=== Given data ===

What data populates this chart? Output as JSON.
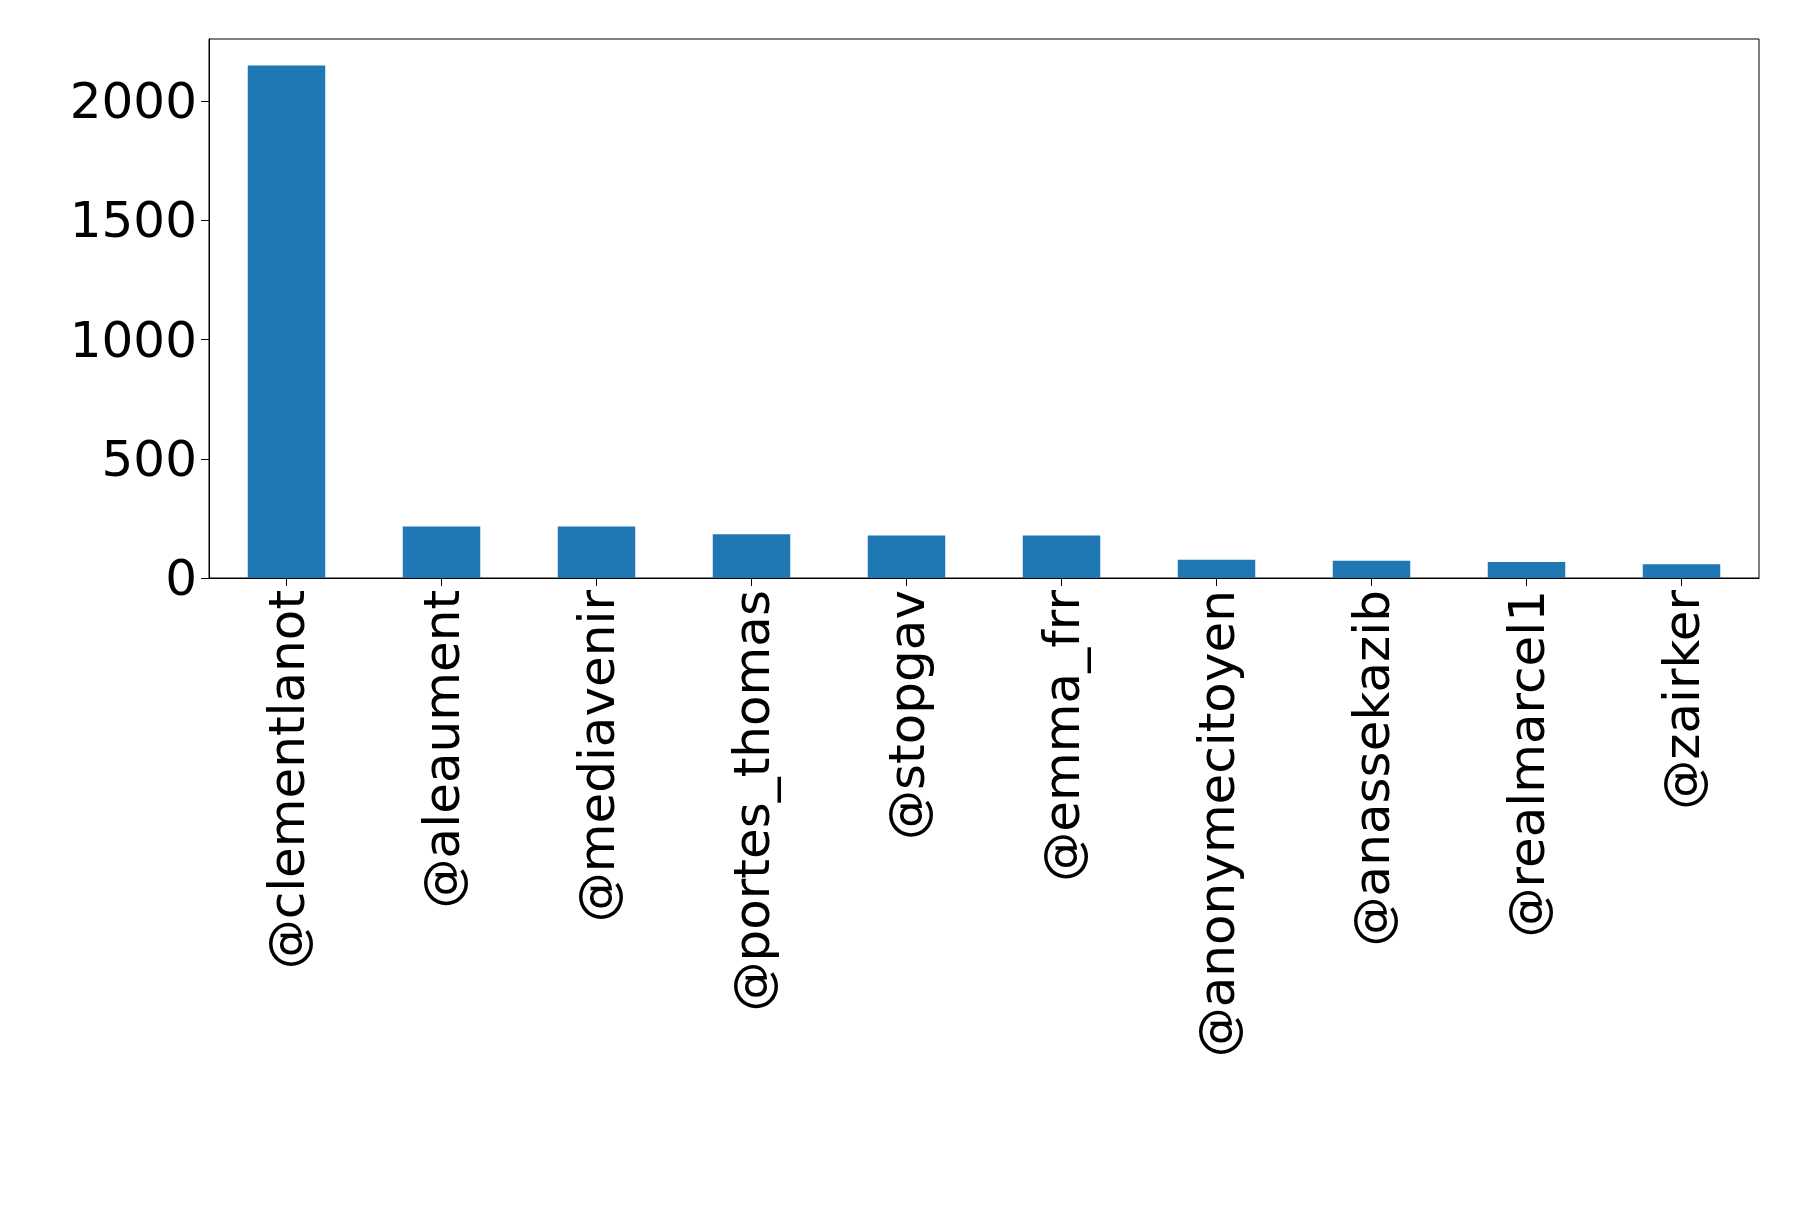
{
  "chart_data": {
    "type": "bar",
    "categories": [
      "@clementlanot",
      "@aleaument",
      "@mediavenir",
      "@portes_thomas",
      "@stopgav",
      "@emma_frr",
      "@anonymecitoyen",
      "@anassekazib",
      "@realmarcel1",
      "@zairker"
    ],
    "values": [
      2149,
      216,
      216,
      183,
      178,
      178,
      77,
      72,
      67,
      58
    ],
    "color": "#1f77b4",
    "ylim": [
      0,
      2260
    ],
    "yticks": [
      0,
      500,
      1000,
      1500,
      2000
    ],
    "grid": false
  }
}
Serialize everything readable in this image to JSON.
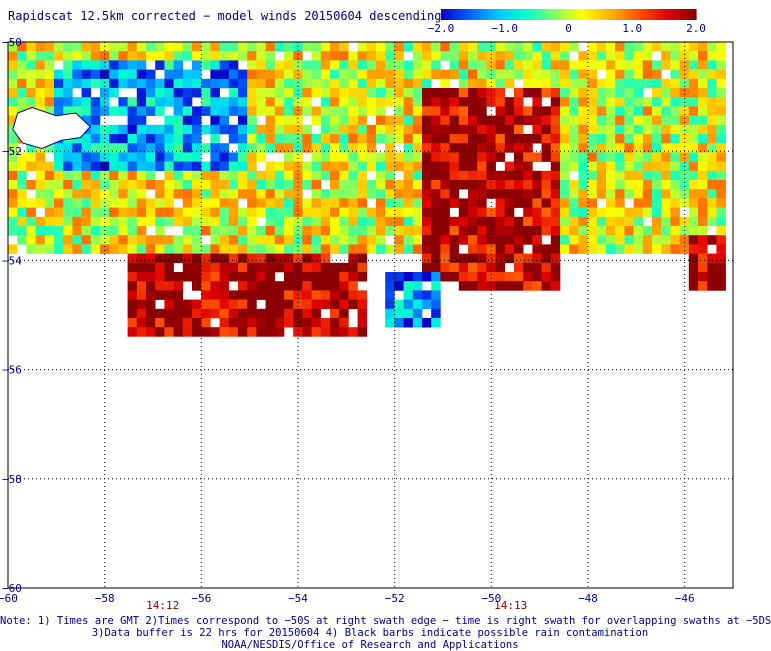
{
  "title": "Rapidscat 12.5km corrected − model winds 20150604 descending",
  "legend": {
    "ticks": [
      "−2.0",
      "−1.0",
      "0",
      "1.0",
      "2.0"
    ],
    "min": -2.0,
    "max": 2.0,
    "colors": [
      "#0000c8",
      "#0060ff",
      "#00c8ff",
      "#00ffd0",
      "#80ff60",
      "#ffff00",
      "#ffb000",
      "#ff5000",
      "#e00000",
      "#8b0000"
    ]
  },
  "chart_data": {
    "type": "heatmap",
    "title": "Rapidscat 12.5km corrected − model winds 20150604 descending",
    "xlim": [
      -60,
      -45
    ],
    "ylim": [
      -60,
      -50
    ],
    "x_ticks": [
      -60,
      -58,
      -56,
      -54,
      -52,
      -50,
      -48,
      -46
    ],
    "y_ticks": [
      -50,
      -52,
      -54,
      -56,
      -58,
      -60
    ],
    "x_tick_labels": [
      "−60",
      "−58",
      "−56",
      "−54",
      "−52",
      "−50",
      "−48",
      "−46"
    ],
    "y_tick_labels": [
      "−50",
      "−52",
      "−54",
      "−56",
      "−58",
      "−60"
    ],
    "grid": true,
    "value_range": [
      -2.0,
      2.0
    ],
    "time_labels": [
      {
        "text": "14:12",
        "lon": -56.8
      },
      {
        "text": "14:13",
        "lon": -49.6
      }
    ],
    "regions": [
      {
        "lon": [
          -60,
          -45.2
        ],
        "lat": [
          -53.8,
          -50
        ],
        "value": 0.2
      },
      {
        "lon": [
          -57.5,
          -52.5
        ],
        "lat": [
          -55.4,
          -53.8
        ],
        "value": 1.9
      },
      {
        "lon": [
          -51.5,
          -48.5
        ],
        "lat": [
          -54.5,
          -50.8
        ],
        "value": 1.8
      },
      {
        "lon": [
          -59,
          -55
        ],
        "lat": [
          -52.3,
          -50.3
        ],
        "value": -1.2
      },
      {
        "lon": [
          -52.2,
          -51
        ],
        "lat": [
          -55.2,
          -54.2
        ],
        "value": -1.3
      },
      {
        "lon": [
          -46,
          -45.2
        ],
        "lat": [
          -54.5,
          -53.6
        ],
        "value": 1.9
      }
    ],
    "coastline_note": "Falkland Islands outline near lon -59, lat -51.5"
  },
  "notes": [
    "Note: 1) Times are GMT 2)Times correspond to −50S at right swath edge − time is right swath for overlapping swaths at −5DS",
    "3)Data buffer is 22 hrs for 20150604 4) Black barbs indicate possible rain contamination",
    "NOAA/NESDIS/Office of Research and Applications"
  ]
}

=== What is expected ===
Print out the whole of the material word for word, without pictures.

=== Answer ===
What data populates this chart? Output as JSON.
{
  "chart_data": {
    "type": "bar",
    "categories": [
      "@clementlanot",
      "@aleaument",
      "@mediavenir",
      "@portes_thomas",
      "@stopgav",
      "@emma_frr",
      "@anonymecitoyen",
      "@anassekazib",
      "@realmarcel1",
      "@zairker"
    ],
    "values": [
      2149,
      216,
      216,
      183,
      178,
      178,
      77,
      72,
      67,
      58
    ],
    "color": "#1f77b4",
    "ylim": [
      0,
      2260
    ],
    "yticks": [
      0,
      500,
      1000,
      1500,
      2000
    ],
    "grid": false
  }
}
Serialize everything readable in this image to JSON.
{
  "title": "Rapidscat 12.5km corrected − model winds 20150604 descending",
  "legend": {
    "ticks": [
      "−2.0",
      "−1.0",
      "0",
      "1.0",
      "2.0"
    ],
    "min": -2.0,
    "max": 2.0,
    "colors": [
      "#0000c8",
      "#0060ff",
      "#00c8ff",
      "#00ffd0",
      "#80ff60",
      "#ffff00",
      "#ffb000",
      "#ff5000",
      "#e00000",
      "#8b0000"
    ]
  },
  "chart_data": {
    "type": "heatmap",
    "title": "Rapidscat 12.5km corrected − model winds 20150604 descending",
    "xlim": [
      -60,
      -45
    ],
    "ylim": [
      -60,
      -50
    ],
    "x_ticks": [
      -60,
      -58,
      -56,
      -54,
      -52,
      -50,
      -48,
      -46
    ],
    "y_ticks": [
      -50,
      -52,
      -54,
      -56,
      -58,
      -60
    ],
    "x_tick_labels": [
      "−60",
      "−58",
      "−56",
      "−54",
      "−52",
      "−50",
      "−48",
      "−46"
    ],
    "y_tick_labels": [
      "−50",
      "−52",
      "−54",
      "−56",
      "−58",
      "−60"
    ],
    "grid": true,
    "value_range": [
      -2.0,
      2.0
    ],
    "time_labels": [
      {
        "text": "14:12",
        "lon": -56.8
      },
      {
        "text": "14:13",
        "lon": -49.6
      }
    ],
    "regions": [
      {
        "lon": [
          -60,
          -45.2
        ],
        "lat": [
          -53.8,
          -50
        ],
        "value": 0.2
      },
      {
        "lon": [
          -57.5,
          -52.5
        ],
        "lat": [
          -55.4,
          -53.8
        ],
        "value": 1.9
      },
      {
        "lon": [
          -51.5,
          -48.5
        ],
        "lat": [
          -54.5,
          -50.8
        ],
        "value": 1.8
      },
      {
        "lon": [
          -59,
          -55
        ],
        "lat": [
          -52.3,
          -50.3
        ],
        "value": -1.2
      },
      {
        "lon": [
          -52.2,
          -51
        ],
        "lat": [
          -55.2,
          -54.2
        ],
        "value": -1.3
      },
      {
        "lon": [
          -46,
          -45.2
        ],
        "lat": [
          -54.5,
          -53.6
        ],
        "value": 1.9
      }
    ],
    "coastline_note": "Falkland Islands outline near lon -59, lat -51.5"
  },
  "notes": [
    "Note: 1) Times are GMT 2)Times correspond to −50S at right swath edge − time is right swath for overlapping swaths at −5DS",
    "3)Data buffer is 22 hrs for 20150604 4) Black barbs indicate possible rain contamination",
    "NOAA/NESDIS/Office of Research and Applications"
  ]
}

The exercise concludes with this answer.